◆ **Exercise aim**: Which lines below hold the word "tottelevaisuusvalio"? Report each one.

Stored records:
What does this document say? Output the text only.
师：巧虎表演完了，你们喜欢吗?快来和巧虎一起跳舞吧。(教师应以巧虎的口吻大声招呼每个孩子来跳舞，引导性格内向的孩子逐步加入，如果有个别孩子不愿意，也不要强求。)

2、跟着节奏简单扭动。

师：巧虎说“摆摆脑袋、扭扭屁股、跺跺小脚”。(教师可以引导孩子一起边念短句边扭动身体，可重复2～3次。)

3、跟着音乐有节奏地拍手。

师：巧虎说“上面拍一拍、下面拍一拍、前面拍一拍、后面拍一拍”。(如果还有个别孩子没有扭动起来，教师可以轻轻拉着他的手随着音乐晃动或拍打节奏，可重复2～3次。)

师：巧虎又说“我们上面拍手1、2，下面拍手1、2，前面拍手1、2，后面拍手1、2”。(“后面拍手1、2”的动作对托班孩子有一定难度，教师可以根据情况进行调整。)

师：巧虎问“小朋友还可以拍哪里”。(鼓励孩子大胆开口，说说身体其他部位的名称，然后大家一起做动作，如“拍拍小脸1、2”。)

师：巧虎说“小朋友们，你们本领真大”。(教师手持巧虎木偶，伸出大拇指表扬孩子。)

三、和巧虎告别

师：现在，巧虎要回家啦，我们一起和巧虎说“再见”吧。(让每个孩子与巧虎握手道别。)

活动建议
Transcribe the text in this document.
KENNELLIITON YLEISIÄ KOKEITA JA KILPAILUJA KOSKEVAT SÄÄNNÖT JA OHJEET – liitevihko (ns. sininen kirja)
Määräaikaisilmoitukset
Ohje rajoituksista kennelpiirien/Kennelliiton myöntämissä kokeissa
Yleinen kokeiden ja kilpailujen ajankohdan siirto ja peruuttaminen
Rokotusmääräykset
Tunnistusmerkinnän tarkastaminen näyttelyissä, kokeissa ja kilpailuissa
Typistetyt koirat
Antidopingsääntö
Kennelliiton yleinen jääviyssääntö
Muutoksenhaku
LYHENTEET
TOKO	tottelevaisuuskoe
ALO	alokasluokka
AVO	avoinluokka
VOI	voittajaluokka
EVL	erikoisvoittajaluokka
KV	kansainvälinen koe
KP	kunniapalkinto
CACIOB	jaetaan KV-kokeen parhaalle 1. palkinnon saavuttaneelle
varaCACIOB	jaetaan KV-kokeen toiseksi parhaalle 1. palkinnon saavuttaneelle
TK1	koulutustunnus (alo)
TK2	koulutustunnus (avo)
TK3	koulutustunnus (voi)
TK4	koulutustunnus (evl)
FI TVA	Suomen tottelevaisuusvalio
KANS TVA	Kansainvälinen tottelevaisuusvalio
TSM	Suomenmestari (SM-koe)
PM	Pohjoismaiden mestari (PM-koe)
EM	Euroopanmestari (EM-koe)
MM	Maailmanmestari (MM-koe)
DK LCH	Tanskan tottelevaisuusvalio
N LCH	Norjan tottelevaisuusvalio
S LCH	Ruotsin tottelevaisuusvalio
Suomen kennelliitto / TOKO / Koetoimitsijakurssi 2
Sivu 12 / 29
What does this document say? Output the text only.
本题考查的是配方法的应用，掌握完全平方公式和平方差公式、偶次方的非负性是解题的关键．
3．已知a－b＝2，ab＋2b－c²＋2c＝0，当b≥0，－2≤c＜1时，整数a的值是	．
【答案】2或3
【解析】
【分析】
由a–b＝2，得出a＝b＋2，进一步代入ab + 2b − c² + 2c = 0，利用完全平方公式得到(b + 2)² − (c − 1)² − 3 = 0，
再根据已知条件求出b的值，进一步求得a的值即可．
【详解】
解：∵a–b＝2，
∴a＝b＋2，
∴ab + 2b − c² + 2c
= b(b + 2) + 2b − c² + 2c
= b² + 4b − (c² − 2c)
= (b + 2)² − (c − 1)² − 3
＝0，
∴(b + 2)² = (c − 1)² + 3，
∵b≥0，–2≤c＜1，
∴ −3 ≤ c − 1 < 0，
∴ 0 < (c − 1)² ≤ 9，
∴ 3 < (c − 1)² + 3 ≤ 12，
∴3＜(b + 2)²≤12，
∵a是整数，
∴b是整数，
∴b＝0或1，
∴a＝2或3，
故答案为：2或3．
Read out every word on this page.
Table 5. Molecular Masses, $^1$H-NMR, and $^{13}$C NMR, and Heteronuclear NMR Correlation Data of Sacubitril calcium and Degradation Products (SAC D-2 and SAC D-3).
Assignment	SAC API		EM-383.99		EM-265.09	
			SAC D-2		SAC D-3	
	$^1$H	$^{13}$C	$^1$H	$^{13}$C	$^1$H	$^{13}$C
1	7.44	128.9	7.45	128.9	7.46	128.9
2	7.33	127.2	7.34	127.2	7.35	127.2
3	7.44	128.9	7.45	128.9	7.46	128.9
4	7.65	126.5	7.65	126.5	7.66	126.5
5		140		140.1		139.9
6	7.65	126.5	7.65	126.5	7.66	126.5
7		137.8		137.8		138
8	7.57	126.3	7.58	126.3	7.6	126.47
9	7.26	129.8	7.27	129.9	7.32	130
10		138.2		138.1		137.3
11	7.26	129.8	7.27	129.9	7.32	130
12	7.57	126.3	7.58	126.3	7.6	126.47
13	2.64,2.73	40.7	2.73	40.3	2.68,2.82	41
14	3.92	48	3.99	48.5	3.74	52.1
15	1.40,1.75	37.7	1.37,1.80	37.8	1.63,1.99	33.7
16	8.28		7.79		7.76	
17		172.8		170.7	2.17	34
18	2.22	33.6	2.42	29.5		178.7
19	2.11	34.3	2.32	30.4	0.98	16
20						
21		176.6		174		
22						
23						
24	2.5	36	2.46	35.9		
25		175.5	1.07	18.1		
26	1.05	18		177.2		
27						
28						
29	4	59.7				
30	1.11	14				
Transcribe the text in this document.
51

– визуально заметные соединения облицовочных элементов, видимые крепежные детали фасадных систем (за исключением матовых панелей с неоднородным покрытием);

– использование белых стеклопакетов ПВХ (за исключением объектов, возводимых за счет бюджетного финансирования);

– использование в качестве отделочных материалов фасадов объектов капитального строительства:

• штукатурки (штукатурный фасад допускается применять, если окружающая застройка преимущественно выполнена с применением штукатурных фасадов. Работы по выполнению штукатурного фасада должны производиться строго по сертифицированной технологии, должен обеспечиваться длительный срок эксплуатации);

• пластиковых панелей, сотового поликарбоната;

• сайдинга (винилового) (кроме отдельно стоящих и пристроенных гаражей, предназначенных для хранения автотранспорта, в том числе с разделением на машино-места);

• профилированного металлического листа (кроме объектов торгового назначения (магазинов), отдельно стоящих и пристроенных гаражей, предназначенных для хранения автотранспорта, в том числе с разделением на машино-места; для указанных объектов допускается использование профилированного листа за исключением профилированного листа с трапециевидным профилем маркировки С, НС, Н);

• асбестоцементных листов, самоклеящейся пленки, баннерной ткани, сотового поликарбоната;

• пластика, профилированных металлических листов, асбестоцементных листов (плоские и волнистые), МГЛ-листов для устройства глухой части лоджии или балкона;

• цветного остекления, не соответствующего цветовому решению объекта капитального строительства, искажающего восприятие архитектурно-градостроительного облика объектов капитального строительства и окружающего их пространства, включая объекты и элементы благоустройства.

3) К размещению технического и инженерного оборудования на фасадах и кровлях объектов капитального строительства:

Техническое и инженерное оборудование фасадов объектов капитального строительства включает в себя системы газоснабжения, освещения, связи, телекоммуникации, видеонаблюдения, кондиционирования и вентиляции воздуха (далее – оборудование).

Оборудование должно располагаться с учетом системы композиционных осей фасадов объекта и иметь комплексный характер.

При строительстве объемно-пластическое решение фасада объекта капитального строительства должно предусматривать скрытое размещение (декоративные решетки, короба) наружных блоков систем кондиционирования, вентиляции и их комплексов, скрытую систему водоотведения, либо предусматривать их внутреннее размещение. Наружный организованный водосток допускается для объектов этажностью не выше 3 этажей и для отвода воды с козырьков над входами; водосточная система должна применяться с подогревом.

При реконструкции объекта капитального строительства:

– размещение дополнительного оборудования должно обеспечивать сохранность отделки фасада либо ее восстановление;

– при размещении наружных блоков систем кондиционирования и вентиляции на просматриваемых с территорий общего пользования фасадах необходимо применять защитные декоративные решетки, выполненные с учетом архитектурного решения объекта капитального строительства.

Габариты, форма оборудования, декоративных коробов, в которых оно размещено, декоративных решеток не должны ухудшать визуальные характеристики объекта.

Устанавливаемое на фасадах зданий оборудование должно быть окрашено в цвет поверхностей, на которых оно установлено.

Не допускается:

◆ **Solution for this exercise**:
FI TVA	Suomen tottelevaisuusvalio
KANS TVA	Kansainvälinen tottelevaisuusvalio
DK LCH	Tanskan tottelevaisuusvalio
N LCH	Norjan tottelevaisuusvalio
S LCH	Ruotsin tottelevaisuusvalio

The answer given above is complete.